● Selected text:
Re: Phonology drift
From: | John Vertical <johnvertical@...> |
Date: | Tuesday, December 5, 2006, 19:47 |
> >Another alternativ would be directly leniting the ejectivs.
> >And since ejectiv fricativs, even unvoiced ones, *are* pretty marked,
>they
> >could then proceed to decay to voiced sounds directly. Does that sound
>any
> >better?
>
>Mmm, somewhat. Leniting them like that is still odd, but at least it's
>natural that they would resolve to something less marked pronto.
So we agree that t' > z is not completely whacked out. Good.
I'm actually also suspecting whether I should posit a proto-series of
ejectivs in the first place... The oldest uwjge plans (back when it wasn't
even a language yet, just an alphabet) have aspirates at their place but
with the labial still lacking. I don't offhand remember what prompted me to
use glottalization insted.

● Data excerpt:
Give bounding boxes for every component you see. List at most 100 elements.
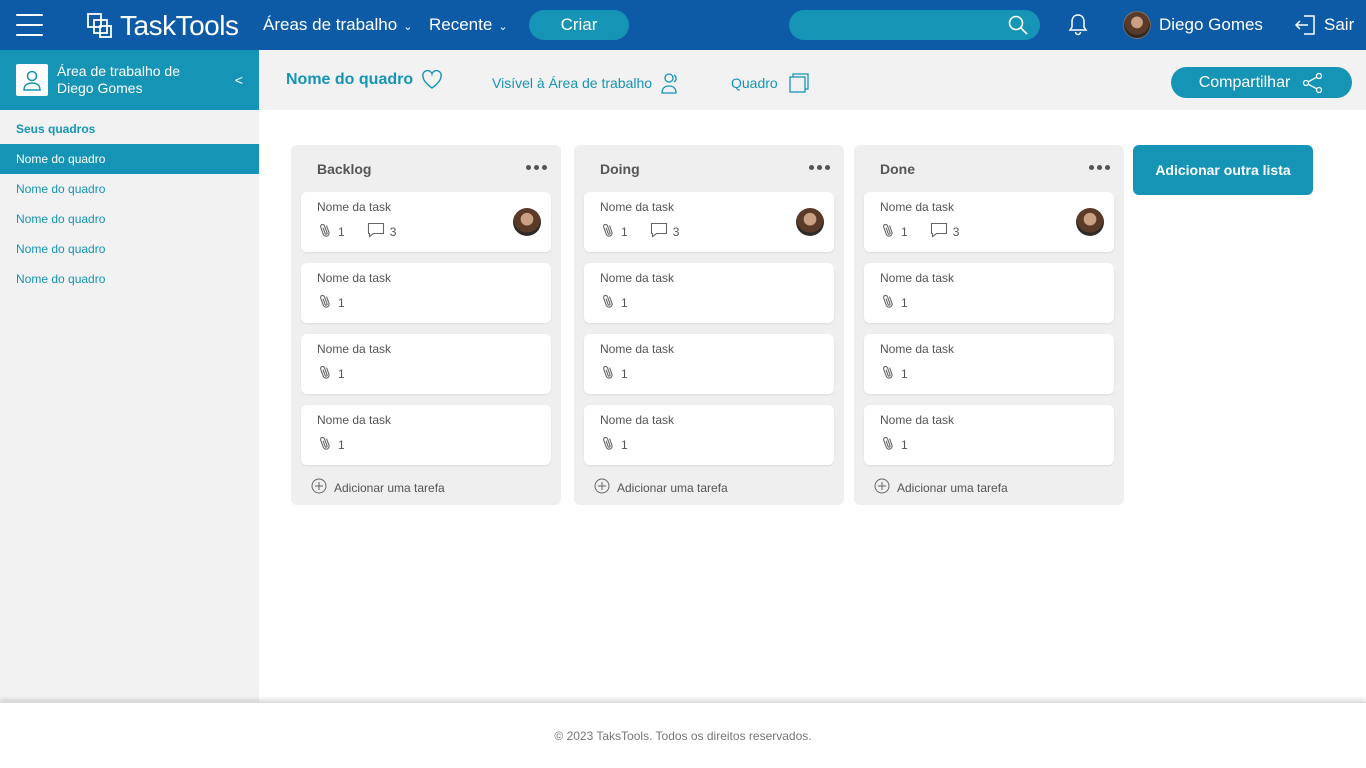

● Objective:
In the message about phonology drift, what stood in place of ejectives in the oldest uwjge plans? The material has no role in this exercise.

● Complete response:
Aspirates, though the labial was still lacking.